▶ **Data lines**
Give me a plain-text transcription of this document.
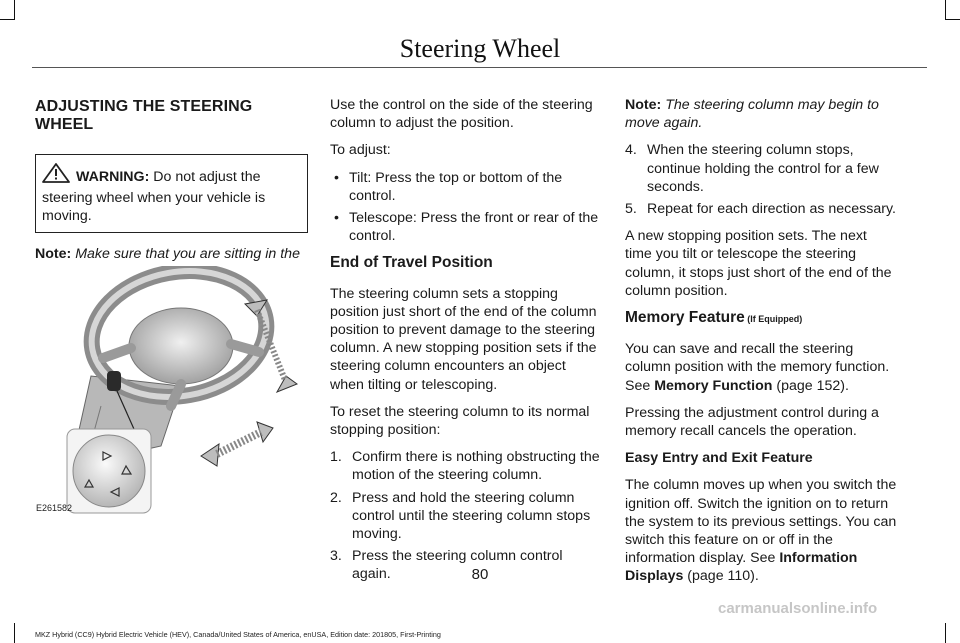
Steering Wheel
ADJUSTING THE STEERING WHEEL
WARNING: Do not adjust the steering wheel when your vehicle is moving.

Note: Make sure that you are sitting in the

E261582

Use the control on the side of the steering column to adjust the position.

To adjust:

• Tilt: Press the top or bottom of the control.
• Telescope: Press the front or rear of the control.
End of Travel Position

The steering column sets a stopping position just short of the end of the column position to prevent damage to the steering column. A new stopping position sets if the steering column encounters an object when tilting or telescoping.

To reset the steering column to its normal stopping position:

1. Confirm there is nothing obstructing the motion of the steering column.
2. Press and hold the steering column control until the steering column stops moving.
3. Press the steering column control again.

Note: The steering column may begin to move again.

4. When the steering column stops, continue holding the control for a few seconds.
5. Repeat for each direction as necessary.

A new stopping position sets. The next time you tilt or telescope the steering column, it stops just short of the end of the column position.

Memory Feature (If Equipped)

You can save and recall the steering column position with the memory function. See Memory Function (page 152).

Pressing the adjustment control during a memory recall cancels the operation.

Easy Entry and Exit Feature

The column moves up when you switch the ignition off. Switch the ignition on to return the system to its previous settings. You can switch this feature on or off in the information display. See Information Displays (page 110).

80
MKZ Hybrid (CC9) Hybrid Electric Vehicle (HEV), Canada/United States of America, enUSA, Edition date: 201805, First-Printing
carmanualsonline.info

▶ **What to work on**
Exclude the pictures and transcribe all of the entries exactly.

▶ **Expected answer**
Give me a plain-text transcription of this document.
Steering Wheel
ADJUSTING THE STEERING WHEEL
WARNING: Do not adjust the steering wheel when your vehicle is moving.

Note: Make sure that you are sitting in the

E261582

Use the control on the side of the steering column to adjust the position.

To adjust:

• Tilt: Press the top or bottom of the control.
• Telescope: Press the front or rear of the control.
End of Travel Position

The steering column sets a stopping position just short of the end of the column position to prevent damage to the steering column. A new stopping position sets if the steering column encounters an object when tilting or telescoping.

To reset the steering column to its normal stopping position:

1. Confirm there is nothing obstructing the motion of the steering column.
2. Press and hold the steering column control until the steering column stops moving.
3. Press the steering column control again.

Note: The steering column may begin to move again.

4. When the steering column stops, continue holding the control for a few seconds.
5. Repeat for each direction as necessary.

A new stopping position sets. The next time you tilt or telescope the steering column, it stops just short of the end of the column position.

Memory Feature (If Equipped)

You can save and recall the steering column position with the memory function. See Memory Function (page 152).

Pressing the adjustment control during a memory recall cancels the operation.

Easy Entry and Exit Feature

The column moves up when you switch the ignition off. Switch the ignition on to return the system to its previous settings. You can switch this feature on or off in the information display. See Information Displays (page 110).

80
MKZ Hybrid (CC9) Hybrid Electric Vehicle (HEV), Canada/United States of America, enUSA, Edition date: 201805, First-Printing
carmanualsonline.info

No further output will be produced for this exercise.